India  has produced a number of women entrepreneurs in Social field in the recent decades. They have ventured into various domains and widened their arena into many healthcare,  branding, Social services,  etc. Maharashtra  notably has the highest number of women entrepreneurs in India.

Hello Womeniya. Com  always has a very special corner for the women, and the news portals  is working towards the women-empowerment right from the inception. Hello Womeniya’s main objective is to promote women entrepreneurs and create their digital identity on  online platform.  The woman plays a very important role in our society, she is a housewife, a mother, a friend, a colleague for a long time, and now she also plays the role of businesswoman, entrepreneur and politician. Women have started spreading their wings and there is nothing that can stop them now.

In our Inner wheel Social entrepreneur series in this episode we are introducing you a very dynamic and and popular social Entrepreneur of Mumbai who firmly believes in Social service and charity work yes we are talking about  Anuja Saha who is  also Founder of Naata Foundation, And also Associated with Rotary Club Dis 3141. She shared her Entrpreunerial Journey with Hello Womeniya .

Anuja Saha is a proud social worker, mother and woman. She is a gold medallist in college with a Bsc in Nursing and Msc in Neonatal care.

A family incident in 2008 enabled her to realize that many people in society are probably in dire need of help with no one to go to and so she started Naata Foundation – an NGO with a vision of making people self-sustainable. “NAATA” translates to ‘relationship.’

When she started, she had no support to run Naata, except for her sister, who continues to be a trustee of the Foundation. So, she gathered a group of women, including her daughter Nikita, 18 at the time, her then domestic help, late Vaishali Bondhve, and Sangeeta Jadhav, a tribal teacher from Vanchi Pada, and got cracking.
She says, “It was very difficult for me to even get Rs 20,000, the amount needed to get registered. Whenever we had family occasions like birthdays or festival celebrations, we’d avoid spending lavishly, and instead use the money to conduct projects. Once we started, there was no looking back,” she says.

Naata Foundation functions in the Aarey forest region of Goregaon east and other economically backwards areas around.
Until 2011, at 7 pm every day, the residents of Vanicha Pada – an Adivasi village in Goregaon, Mumbai, had no choice but to return to their houses and stay with no electricity, or running water, and a shabby connection to the city, this village would plunge into darkness after the sunset. That was until NAATA adopted Vanicha Pada as its pilot project that year, and installed solar lamps in each house.

It is one of the 27 Adivasi villages situated inside Aarey Milk Colony, a 3,160-acre grassland, which is also known as the green lung of the city. Generations of Warli tribes live here, in a world of their own making. Due to the foundation, these people have seen an advancement like never before.

She organized to gather funds with the help of the Rotary Club, Mumbai film city, and as a result, installed solar lamps in and outside every house in the village. “For the first time in years, they (the villagers) could walk out of their homes after sunset,” She said .

Element boundary records:
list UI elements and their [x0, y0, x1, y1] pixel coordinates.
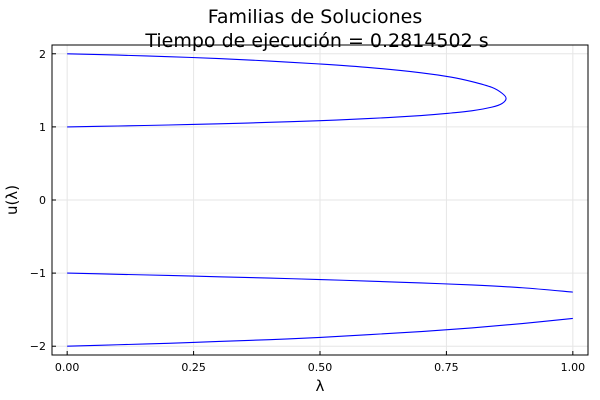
series-line-3: [67, 317, 573, 347]
y-axis-ticks: −2 −1 0 1 2: [30, 48, 56, 353]
chart-subtitle: Tiempo de ejecución = 0.2814502 s: [144, 30, 488, 52]
series-lines: [67, 53, 573, 347]
y-tick-label: 2: [39, 48, 46, 61]
series-line-1: [67, 53, 507, 128]
x-axis-ticks: 0.00 0.25 0.50 0.75 1.00: [55, 351, 585, 374]
chart-title: Familias de Soluciones: [208, 6, 423, 28]
x-tick-label: 0.75: [434, 361, 459, 374]
x-tick-label: 1.00: [561, 361, 586, 374]
y-axis-label: u(λ): [3, 185, 21, 215]
y-tick-label: −1: [30, 267, 46, 280]
y-tick-label: −2: [30, 340, 46, 353]
y-tick-label: 1: [39, 121, 46, 134]
x-tick-label: 0.00: [55, 361, 80, 374]
x-axis-label: λ: [316, 377, 325, 395]
y-tick-label: 0: [39, 194, 46, 207]
series-line-2: [67, 272, 573, 293]
x-tick-label: 0.25: [181, 361, 206, 374]
x-tick-label: 0.50: [308, 361, 333, 374]
grid-lines: [52, 45, 588, 355]
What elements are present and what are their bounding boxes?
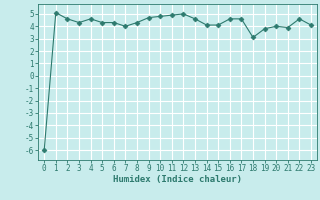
X-axis label: Humidex (Indice chaleur): Humidex (Indice chaleur) — [113, 175, 242, 184]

What is required: Using the profile of Anuja Saha, explain in one to three sentences why she started Naata Foundation.

Task output: A family incident in 2008 made her realize that many people in society are probably in dire need of help and have no one to go to. In response, she started Naata Foundation, an NGO with a vision of making people self-sustainable.